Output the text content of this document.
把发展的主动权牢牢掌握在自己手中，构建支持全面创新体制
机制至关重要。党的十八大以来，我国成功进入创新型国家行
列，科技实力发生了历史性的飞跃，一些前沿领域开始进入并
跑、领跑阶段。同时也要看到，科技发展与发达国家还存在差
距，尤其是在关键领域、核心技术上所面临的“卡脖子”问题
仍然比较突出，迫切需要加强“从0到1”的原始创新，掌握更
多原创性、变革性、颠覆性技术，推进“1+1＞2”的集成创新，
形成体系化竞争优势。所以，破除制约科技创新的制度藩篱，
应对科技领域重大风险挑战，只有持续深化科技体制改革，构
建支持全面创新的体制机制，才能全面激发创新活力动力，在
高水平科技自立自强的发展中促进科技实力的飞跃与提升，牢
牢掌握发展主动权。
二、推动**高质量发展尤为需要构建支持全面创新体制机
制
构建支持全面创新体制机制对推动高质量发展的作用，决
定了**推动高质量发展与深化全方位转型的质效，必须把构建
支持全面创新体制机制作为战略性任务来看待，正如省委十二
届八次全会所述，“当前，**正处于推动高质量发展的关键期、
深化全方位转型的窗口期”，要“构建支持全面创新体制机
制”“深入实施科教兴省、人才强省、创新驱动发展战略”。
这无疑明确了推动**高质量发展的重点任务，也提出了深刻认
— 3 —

════════

Word for word, restate all of the data shown above.

* _Result for this task_:
Output the text content of this document.
把发展的主动权牢牢掌握在自己手中，构建支持全面创新体制
机制至关重要。党的十八大以来，我国成功进入创新型国家行
列，科技实力发生了历史性的飞跃，一些前沿领域开始进入并
跑、领跑阶段。同时也要看到，科技发展与发达国家还存在差
距，尤其是在关键领域、核心技术上所面临的“卡脖子”问题
仍然比较突出，迫切需要加强“从0到1”的原始创新，掌握更
多原创性、变革性、颠覆性技术，推进“1+1＞2”的集成创新，
形成体系化竞争优势。所以，破除制约科技创新的制度藩篱，
应对科技领域重大风险挑战，只有持续深化科技体制改革，构
建支持全面创新的体制机制，才能全面激发创新活力动力，在
高水平科技自立自强的发展中促进科技实力的飞跃与提升，牢
牢掌握发展主动权。
二、推动**高质量发展尤为需要构建支持全面创新体制机
制
构建支持全面创新体制机制对推动高质量发展的作用，决
定了**推动高质量发展与深化全方位转型的质效，必须把构建
支持全面创新体制机制作为战略性任务来看待，正如省委十二
届八次全会所述，“当前，**正处于推动高质量发展的关键期、
深化全方位转型的窗口期”，要“构建支持全面创新体制机
制”“深入实施科教兴省、人才强省、创新驱动发展战略”。
这无疑明确了推动**高质量发展的重点任务，也提出了深刻认
— 3 —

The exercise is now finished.